▶ [Short problem A]
In the article on exclusion in the film industry, which upcoming movie does George Lucas's criticism of Hollywood help promote?
▶ [Short problem B]
Return the part of the article on exclusion in the film industry that runs from "For example, George" up to and including "made more sense.", word for word.

Film Fund-amentals: A Cinema of Exclusion

These days, it seems as if almost everybody feels excluded. This is as true in the film industry as it is in the rest of life. Sometimes the exclusion list looks to be as long as the number of conspiracy theories available at a convention of political paranoids. However, truly paranoid people are sometimes right. Same goes for the excluded camp.

For example, George Lucas has recently blown the whistle on latent racism in Hollywood film production. Sure, this has also provided a neat PR plug for his upcoming release of the movie Red Tails, but Lucas is right in his assessment of mainstream Hollywood. Black directors have become more common, but they are more widely employed in TV than in the movies, and when a studio wants to drop $150 million on a tent pole epic, they  will hire someone like Michel Gondry before they’ll go scouting for a brother. I don’t even mean this as a slap at Gondry, but he was a really weird choice for The Green Hornet movie, and I can think of several black directors who would have made more sense.

▶ [Dataset entries]
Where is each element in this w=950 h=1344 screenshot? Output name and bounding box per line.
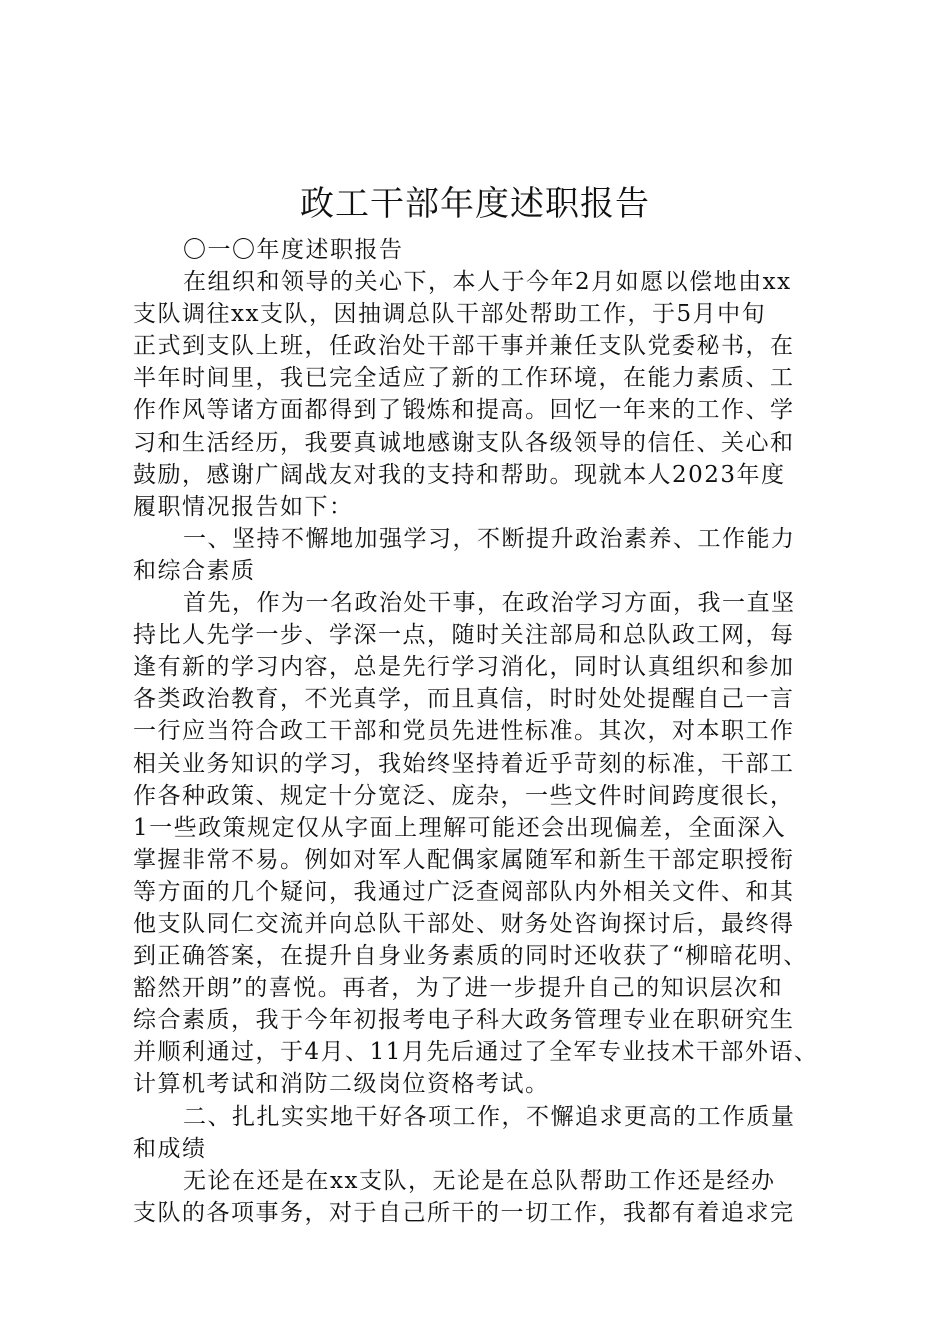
- text-line: 无论在还是在xx支队，无论是在总队帮助工作还是经办: [183, 1167, 776, 1194]
- text-line: 作作风等诸方面都得到了锻炼和提高。回忆一年来的工作、学: [133, 397, 795, 424]
- text-line: 支队调往xx支队，因抽调总队干部处帮助工作，于5月中旬: [133, 301, 767, 328]
- text-line: 半年时间里，我已完全适应了新的工作环境，在能力素质、工: [133, 365, 795, 392]
- text-line: 支队的各项事务，对于自己所干的一切工作，我都有着追求完: [133, 1199, 795, 1226]
- text-line: 习和生活经历，我要真诚地感谢支队各级领导的信任、关心和: [133, 429, 795, 456]
- text-line: 〇一〇年度述职报告: [183, 237, 404, 263]
- text-line: 履职情况报告如下：: [133, 493, 354, 520]
- text-line: 掌握非常不易。例如对军人配偶家属随军和新生干部定职授衔: [133, 846, 795, 873]
- text-line: 正式到支队上班，任政治处干部干事并兼任支队党委秘书，在: [133, 333, 795, 360]
- document-body: [133, 234, 843, 1229]
- text-line: 在组织和领导的关心下，本人于今年2月如愿以偿地由xx: [183, 269, 792, 296]
- text-line: 等方面的几个疑问，我通过广泛查阅部队内外相关文件、和其: [133, 878, 795, 905]
- text-line: 首先，作为一名政治处干事，在政治学习方面，我一直坚: [183, 590, 796, 617]
- text-line: 到正确答案，在提升自身业务素质的同时还收获了“柳暗花明、: [133, 943, 808, 970]
- text-line: 他支队同仁交流并向总队干部处、财务处咨询探讨后，最终得: [133, 910, 795, 937]
- text-line: 持比人先学一步、学深一点，随时关注部局和总队政工网，每: [133, 622, 795, 649]
- text-line: 逢有新的学习内容，总是先行学习消化，同时认真组织和参加: [133, 654, 795, 681]
- text-line: 一行应当符合政工干部和党员先进性标准。其次，对本职工作: [133, 718, 795, 745]
- text-line: 计算机考试和消防二级岗位资格考试。: [133, 1071, 550, 1098]
- text-line: 作各种政策、规定十分宽泛、庞杂，一些文件时间跨度很长，: [133, 782, 795, 809]
- section-heading-line: 二、扎扎实实地干好各项工作，不懈追求更高的工作质量: [183, 1103, 796, 1130]
- text-line: 并顺利通过，于4月、11月先后通过了全军专业技术干部外语、: [133, 1039, 819, 1066]
- section-heading-line: 和综合素质: [133, 557, 256, 584]
- section-heading-line: 和成绩: [133, 1135, 207, 1162]
- text-line: 各类政治教育，不光真学，而且真信，时时处处提醒自己一言: [133, 686, 795, 713]
- text-line: 相关业务知识的学习，我始终坚持着近乎苛刻的标准，干部工: [133, 750, 795, 777]
- text-line: 鼓励，感谢广阔战友对我的支持和帮助。现就本人2023年度: [133, 461, 786, 488]
- text-line: 豁然开朗”的喜悦。再者，为了进一步提升自己的知识层次和: [133, 975, 784, 1002]
- text-line: 综合素质，我于今年初报考电子科大政务管理专业在职研究生: [133, 1007, 795, 1034]
- section-heading-line: 一、坚持不懈地加强学习，不断提升政治素养、工作能力: [183, 525, 796, 552]
- document-title: 政工干部年度述职报告: [300, 184, 650, 224]
- text-line: 1一些政策规定仅从字面上理解可能还会出现偏差，全面深入: [133, 814, 787, 841]
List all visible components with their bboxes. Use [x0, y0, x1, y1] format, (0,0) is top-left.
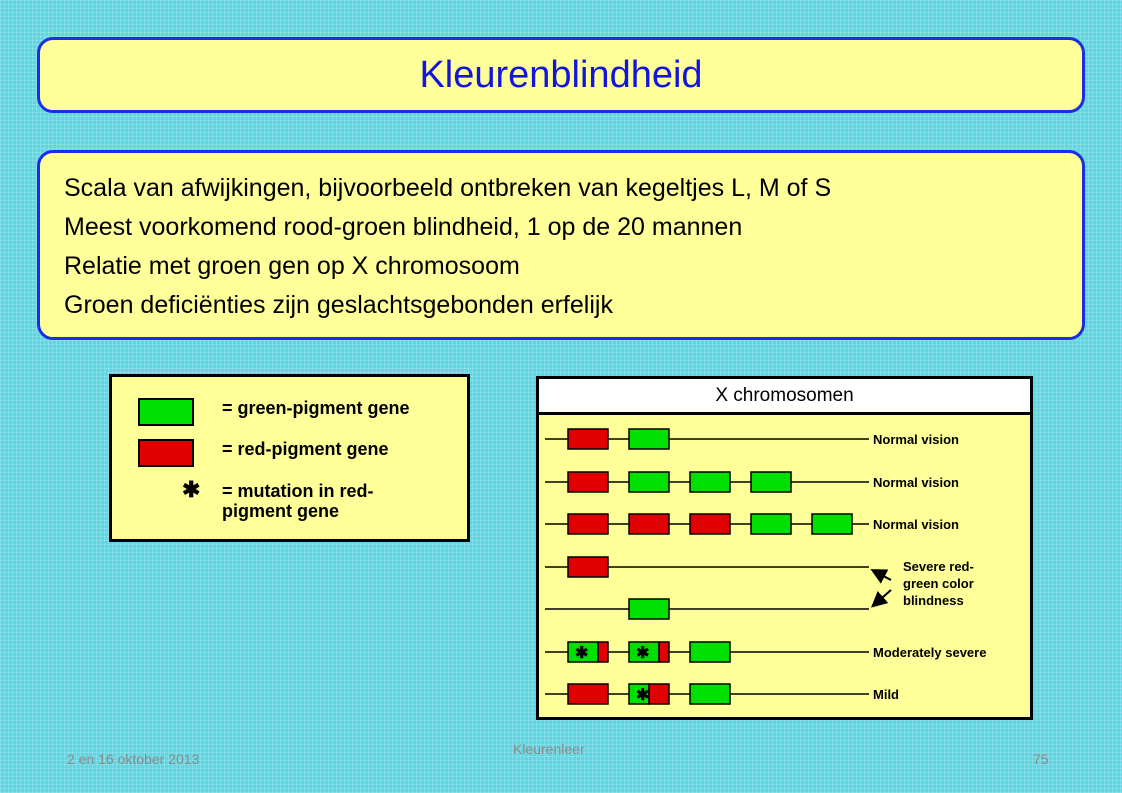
- green-gene: [629, 429, 669, 449]
- hybrid-gene-red-part: [598, 642, 608, 662]
- title-box: [37, 37, 1085, 113]
- red-gene: [568, 472, 608, 492]
- green-gene-label: = green-pigment gene: [222, 398, 410, 418]
- gene-legend: [109, 374, 470, 542]
- bullet-list: [40, 153, 1082, 325]
- bullet-item: Relatie met groen gen op X chromosoom: [64, 252, 520, 280]
- green-gene: [629, 472, 669, 492]
- red-gene-label: = red-pigment gene: [222, 439, 389, 459]
- mutation-asterisk-icon: ✱: [575, 645, 589, 662]
- green-gene: [690, 472, 730, 492]
- footer-title: Kleurenleer: [513, 741, 585, 757]
- page-number: 75: [1033, 751, 1049, 767]
- row-label: Moderately severe: [873, 645, 987, 660]
- green-gene: [690, 642, 730, 662]
- row-label: Normal vision: [873, 432, 959, 447]
- arrow-icon: [874, 571, 891, 580]
- severe-annotation-line: Severe red-: [903, 559, 974, 574]
- green-gene: [812, 514, 852, 534]
- row-label: Normal vision: [873, 517, 959, 532]
- diagram-header: X chromosomen: [539, 379, 1030, 415]
- red-gene: [629, 514, 669, 534]
- red-gene: [568, 429, 608, 449]
- arrow-icon: [874, 590, 891, 605]
- severe-annotation-line: blindness: [903, 593, 964, 608]
- mutation-label-line2: pigment gene: [222, 501, 340, 521]
- mutation-asterisk-icon: ✱: [636, 687, 650, 704]
- bullet-box: [37, 150, 1085, 340]
- slide-title: Kleurenblindheid: [419, 54, 703, 96]
- mutation-asterisk-icon: ✱: [636, 645, 650, 662]
- diagram-svg: [539, 379, 1030, 717]
- green-gene: [690, 684, 730, 704]
- red-gene: [568, 557, 608, 577]
- row-label: Mild: [873, 687, 899, 702]
- green-gene: [629, 599, 669, 619]
- footer-date: 2 en 16 oktober 2013: [67, 751, 200, 767]
- red-gene: [568, 514, 608, 534]
- red-gene: [568, 684, 608, 704]
- green-gene: [751, 472, 791, 492]
- mutation-asterisk-icon: ✱: [182, 477, 201, 502]
- bullet-item: Meest voorkomend rood-groen blindheid, 1 op de 20 mannen: [64, 213, 743, 241]
- hybrid-gene-red-part: [659, 642, 669, 662]
- row-label: Normal vision: [873, 475, 959, 490]
- bullet-item: Scala van afwijkingen, bijvoorbeeld ontbreken van kegeltjes L, M of S: [64, 174, 832, 202]
- severe-annotation-line: green color: [903, 576, 974, 591]
- x-chromosome-diagram: [536, 376, 1033, 720]
- green-gene-swatch: [138, 398, 194, 426]
- red-gene-swatch: [138, 439, 194, 467]
- green-gene: [751, 514, 791, 534]
- bullet-item: Groen deficiënties zijn geslachtsgebonden erfelijk: [64, 291, 613, 319]
- mutation-label-line1: = mutation in red-: [222, 481, 374, 501]
- red-gene: [690, 514, 730, 534]
- hybrid-gene-red-part: [649, 684, 669, 704]
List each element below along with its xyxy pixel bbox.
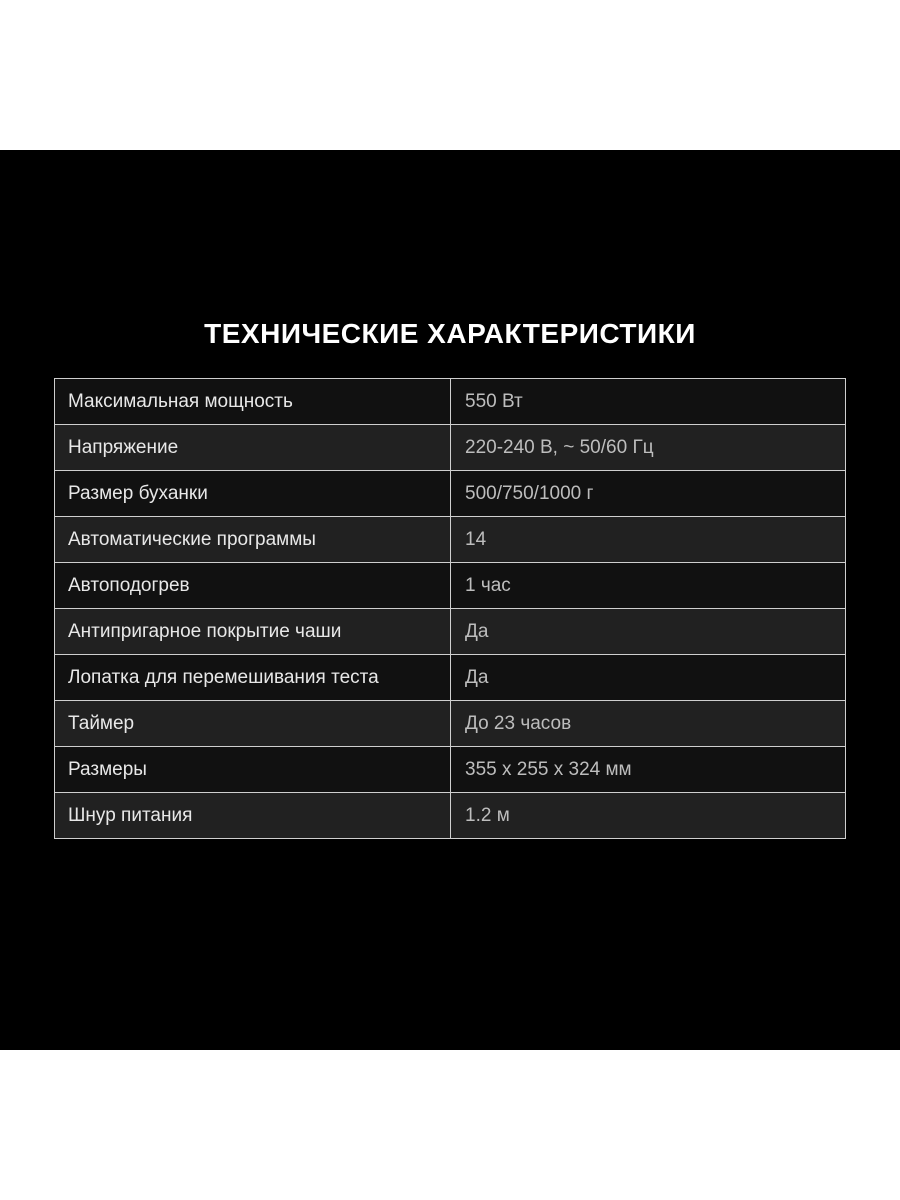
spec-table [54,378,846,839]
spec-label: Размеры [55,747,451,793]
spec-label: Напряжение [55,425,451,471]
spec-label: Лопатка для перемешивания теста [55,655,451,701]
spec-value: Да [451,609,846,655]
table-row [55,517,846,563]
table-row [55,793,846,839]
table-row [55,655,846,701]
spec-label: Шнур питания [55,793,451,839]
table-row [55,701,846,747]
spec-label: Максимальная мощность [55,379,451,425]
spec-value: 1 час [451,563,846,609]
spec-value: 500/750/1000 г [451,471,846,517]
spec-label: Антипригарное покрытие чаши [55,609,451,655]
spec-value: 220-240 В, ~ 50/60 Гц [451,425,846,471]
spec-label: Размер буханки [55,471,451,517]
table-row [55,425,846,471]
spec-value: 1.2 м [451,793,846,839]
spec-label: Автоматические программы [55,517,451,563]
spec-value: До 23 часов [451,701,846,747]
spec-value: 355 x 255 x 324 мм [451,747,846,793]
table-row [55,563,846,609]
table-row [55,747,846,793]
spec-value: 14 [451,517,846,563]
spec-label: Таймер [55,701,451,747]
table-row [55,609,846,655]
table-row [55,379,846,425]
spec-value: 550 Вт [451,379,846,425]
spec-label: Автоподогрев [55,563,451,609]
table-row [55,471,846,517]
spec-value: Да [451,655,846,701]
page-title: ТЕХНИЧЕСКИЕ ХАРАКТЕРИСТИКИ [204,318,696,349]
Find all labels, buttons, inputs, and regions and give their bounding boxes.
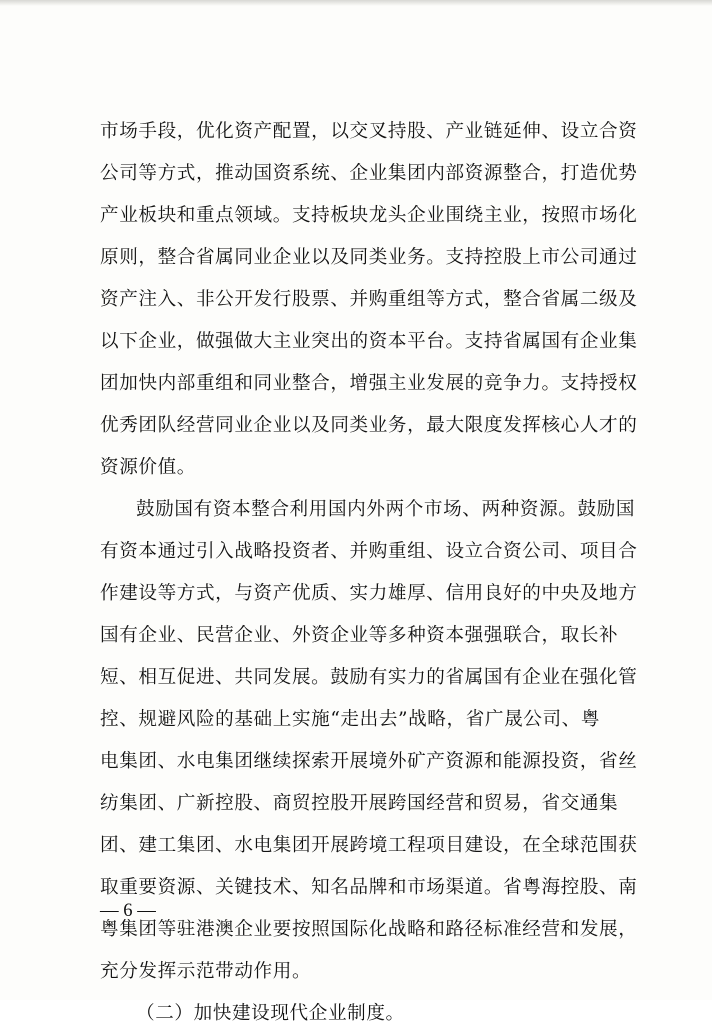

▶ [Problem solution A]
Red Tails.

▶ [Problem solution B]
For example, George Lucas has recently blown the whistle on latent racism in Hollywood film production. Sure, this has also provided a neat PR plug for his upcoming release of the movie Red Tails, but Lucas is right in his assessment of mainstream Hollywood. Black directors have become more common, but they are more widely employed in TV than in the movies, and when a studio wants to drop $150 million on a tent pole epic, they  will hire someone like Michel Gondry before they’ll go scouting for a brother. I don’t even mean this as a slap at Gondry, but he was a really weird choice for The Green Hornet movie, and I can think of several black directors who would have made more sense.